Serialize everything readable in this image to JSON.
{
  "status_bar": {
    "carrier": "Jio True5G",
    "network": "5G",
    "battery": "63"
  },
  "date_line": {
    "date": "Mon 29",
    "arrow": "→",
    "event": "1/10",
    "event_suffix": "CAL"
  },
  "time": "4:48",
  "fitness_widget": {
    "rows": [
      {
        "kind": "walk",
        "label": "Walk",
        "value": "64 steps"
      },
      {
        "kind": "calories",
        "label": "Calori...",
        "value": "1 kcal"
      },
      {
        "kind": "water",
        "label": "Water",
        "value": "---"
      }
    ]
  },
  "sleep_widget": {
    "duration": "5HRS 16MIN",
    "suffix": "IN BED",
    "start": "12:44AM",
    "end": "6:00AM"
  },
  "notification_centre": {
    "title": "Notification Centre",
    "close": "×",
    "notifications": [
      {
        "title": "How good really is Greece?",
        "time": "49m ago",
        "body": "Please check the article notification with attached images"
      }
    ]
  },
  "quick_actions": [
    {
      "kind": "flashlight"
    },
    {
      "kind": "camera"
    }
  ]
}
####
→ **Exercise instructions**:
Report all lines of the material that contain the word "kind".

→ **Task result**:
        "kind": "walk",
        "kind": "calories",
        "kind": "water",
      "kind": "flashlight"
      "kind": "camera"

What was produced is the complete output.